→ **Stated problem**:
Select all lines holding the word "position" from the entries that follow.

Dataset items:
● ● ●
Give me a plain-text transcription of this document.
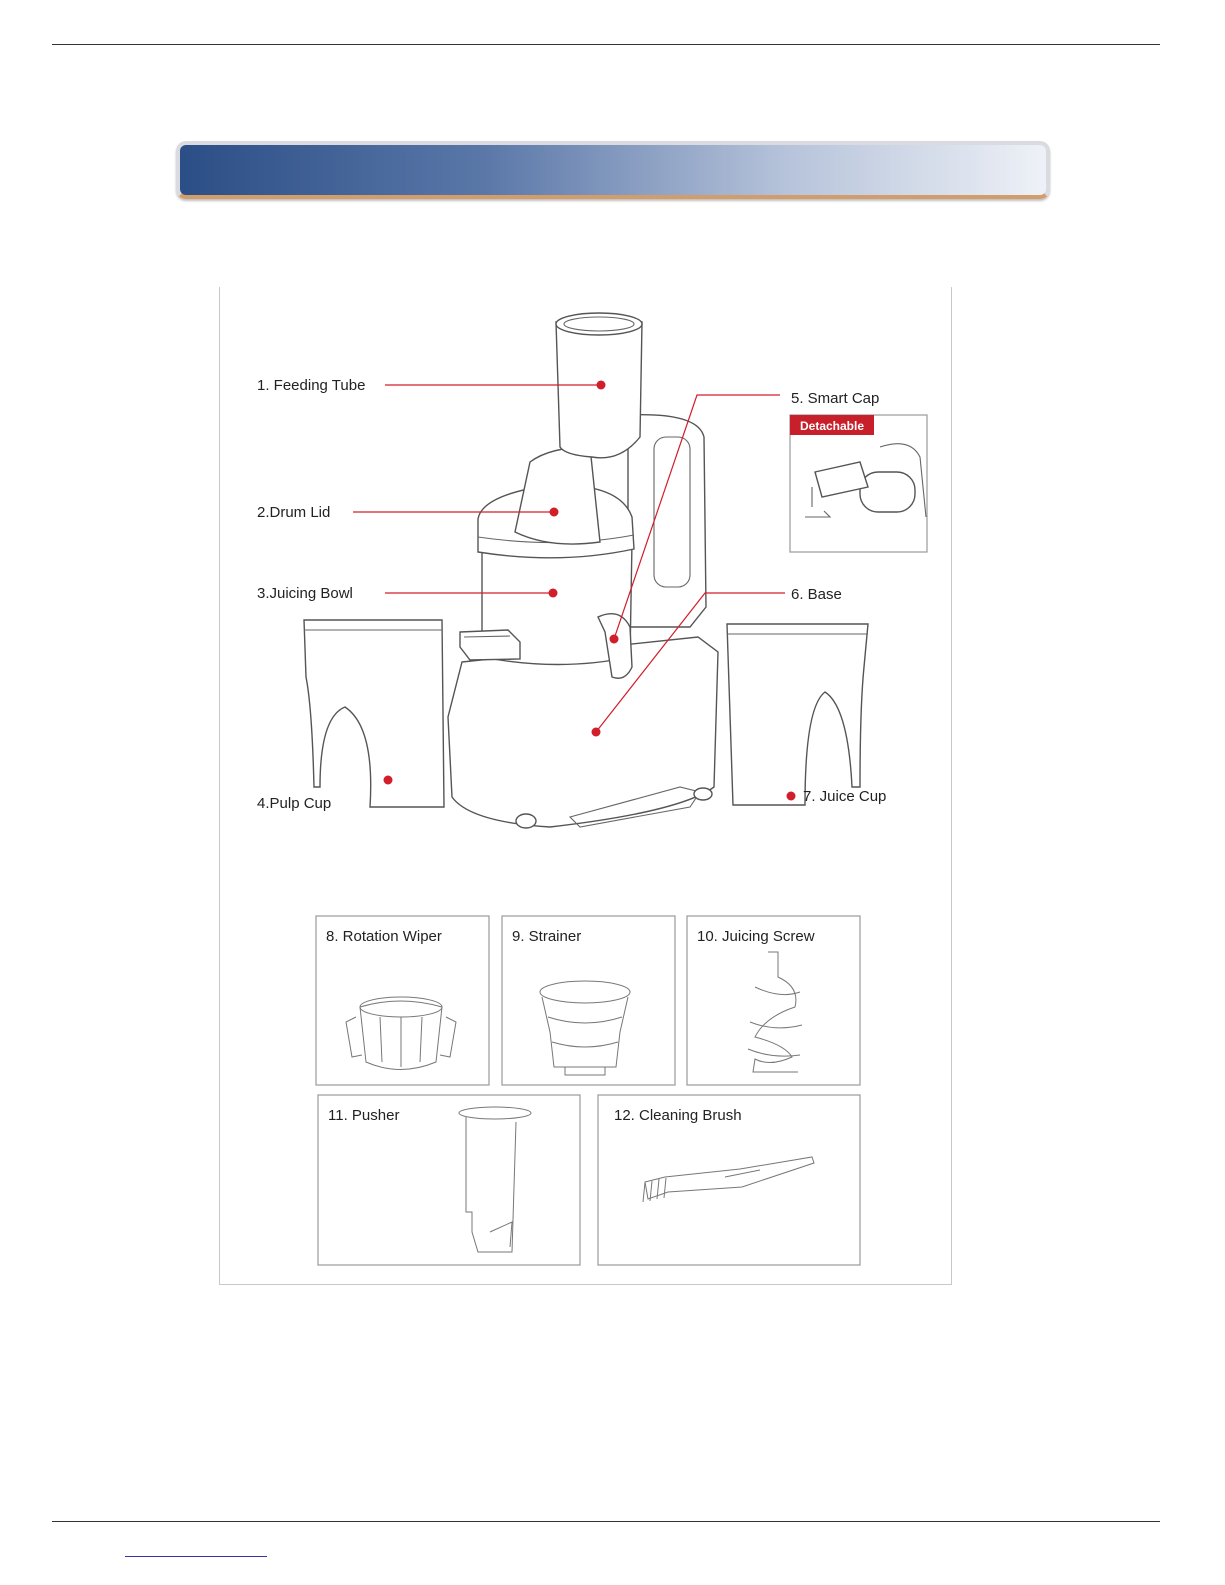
Detachable
1. Feeding Tube
2.Drum Lid
3.Juicing Bowl
4.Pulp Cup
5. Smart Cap
6. Base
7. Juice Cup
8. Rotation Wiper	9. Strainer	10. Juicing Screw
11. Pusher	12. Cleaning Brush
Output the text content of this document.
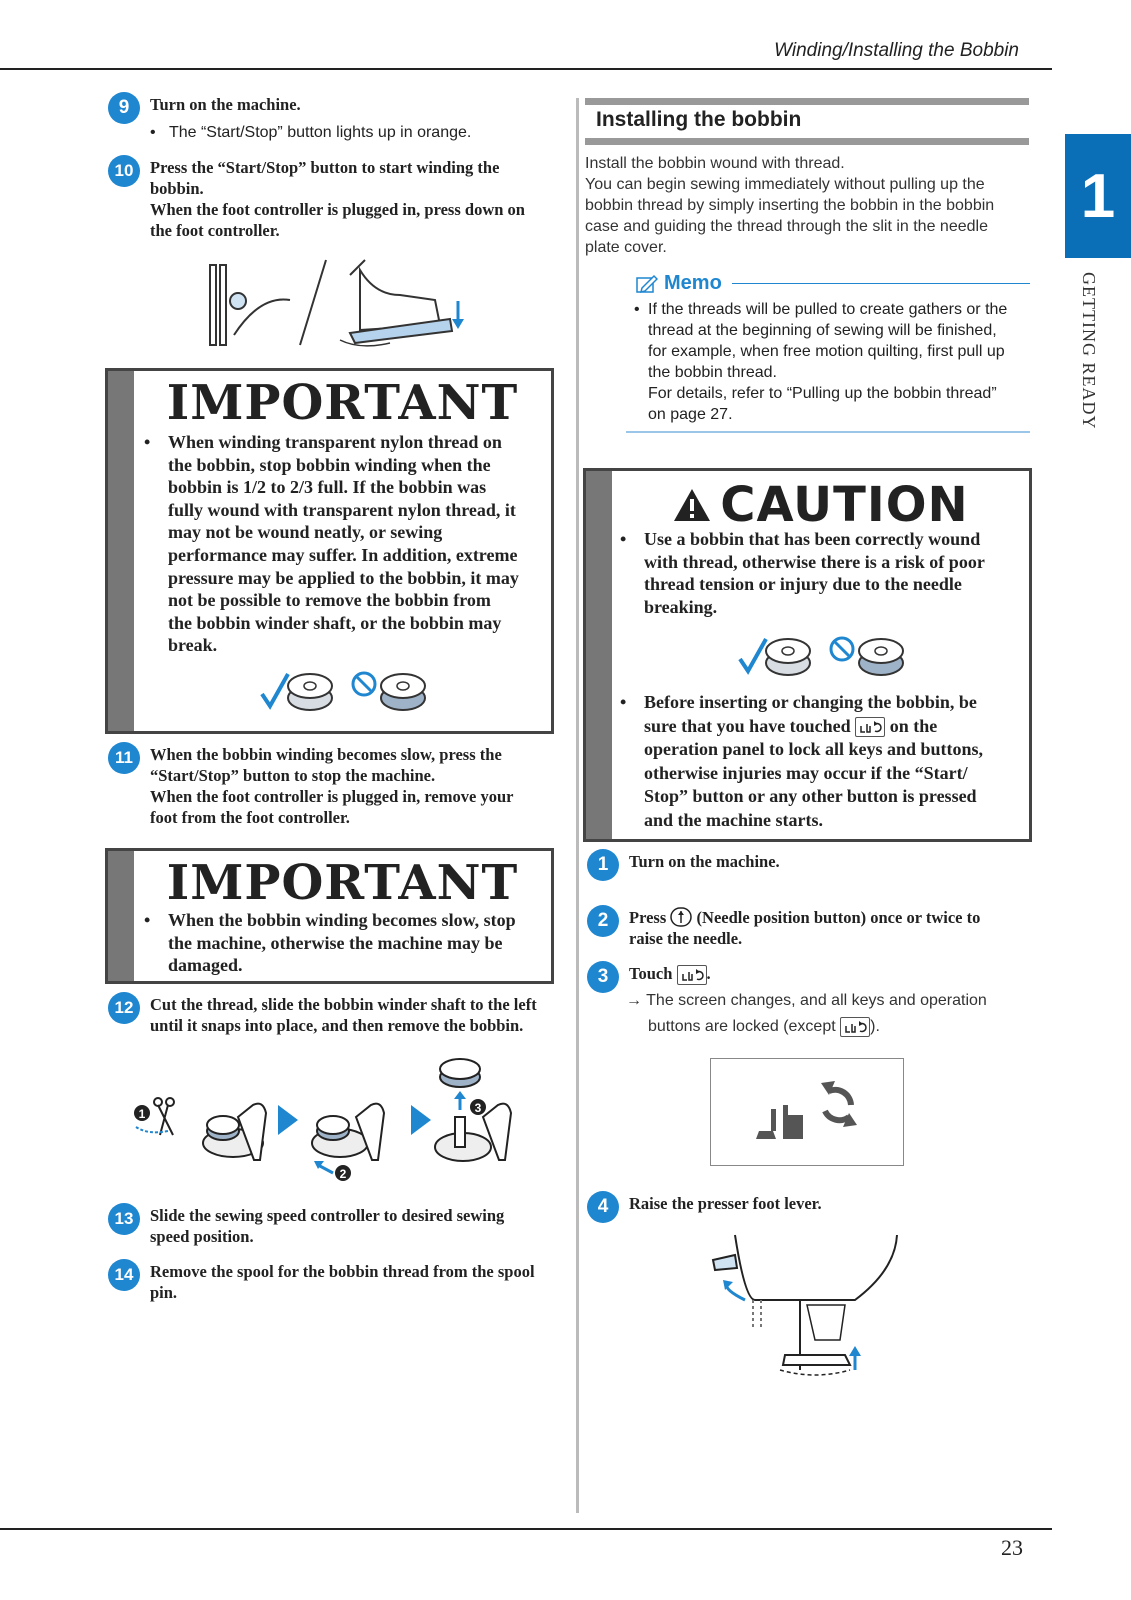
Winding/Installing the Bobbin
23
1
GETTING READY
9	Turn on the machine.
•   The “Start/Stop” button lights up in orange.
10	Press the “Start/Stop” button to start winding the
bobbin.
When the foot controller is plugged in, press down on
the foot controller.
IMPORTANT
• When winding transparent nylon thread on
the bobbin, stop bobbin winding when the
bobbin is 1/2 to 2/3 full. If the bobbin was
fully wound with transparent nylon thread, it
may not be wound neatly, or sewing
performance may suffer. In addition, extreme
pressure may be applied to the bobbin, it may
not be possible to remove the bobbin from
the bobbin winder shaft, or the bobbin may
break.
11	When the bobbin winding becomes slow, press the
“Start/Stop” button to stop the machine.
When the foot controller is plugged in, remove your
foot from the foot controller.
IMPORTANT
• When the bobbin winding becomes slow, stop
the machine, otherwise the machine may be
damaged.
12	Cut the thread, slide the bobbin winder shaft to the left
until it snaps into place, and then remove the bobbin.
1
2
3
13	Slide the sewing speed controller to desired sewing
speed position.
14	Remove the spool for the bobbin thread from the spool
pin.
Installing the bobbin
Install the bobbin wound with thread.
You can begin sewing immediately without pulling up the
bobbin thread by simply inserting the bobbin in the bobbin
case and guiding the thread through the slit in the needle
plate cover.
Memo
• If the threads will be pulled to create gathers or the
thread at the beginning of sewing will be finished,
for example, when free motion quilting, first pull up
the bobbin thread.
For details, refer to “Pulling up the bobbin thread”
on page 27.
CAUTION
• Use a bobbin that has been correctly wound
with thread, otherwise there is a risk of poor
thread tension or injury due to the needle
breaking.
• Before inserting or changing the bobbin, be
sure that you have touched on the
operation panel to lock all keys and buttons,
otherwise injuries may occur if the “Start/
Stop” button or any other button is pressed
and the machine starts.
1	Turn on the machine.
2	Press (Needle position button) once or twice to
raise the needle.
3	Touch .
→ The screen changes, and all keys and operation
buttons are locked (except ).
4	Raise the presser foot lever.
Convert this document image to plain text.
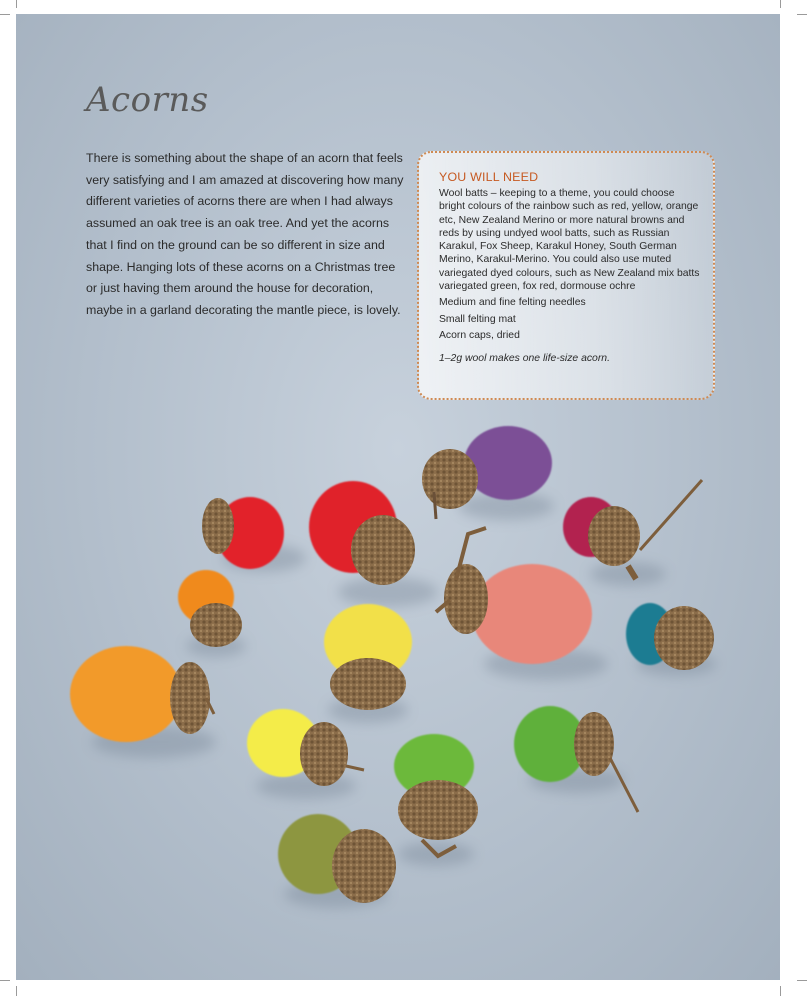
Acorns

There is something about the shape of an acorn that feels very satisfying and I am amazed at discovering how many different varieties of acorns there are when I had always assumed an oak tree is an oak tree. And yet the acorns that I find on the ground can be so different in size and shape. Hanging lots of these acorns on a Christmas tree or just having them around the house for decoration, maybe in a garland decorating the mantle piece, is lovely.

YOU WILL NEED

Wool batts – keeping to a theme, you could choose bright colours of the rainbow such as red, yellow, orange etc, New Zealand Merino or more natural browns and reds by using undyed wool batts, such as Russian Karakul, Fox Sheep, Karakul Honey, South German Merino, Karakul-Merino. You could also use muted variegated dyed colours, such as New Zealand mix batts variegated green, fox red, dormouse ochre

Medium and fine felting needles

Small felting mat

Acorn caps, dried

1–2g wool makes one life-size acorn.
● ● ●
→ **Result for this exercise**:
speed position.
2	Press (Needle position button) once or twice to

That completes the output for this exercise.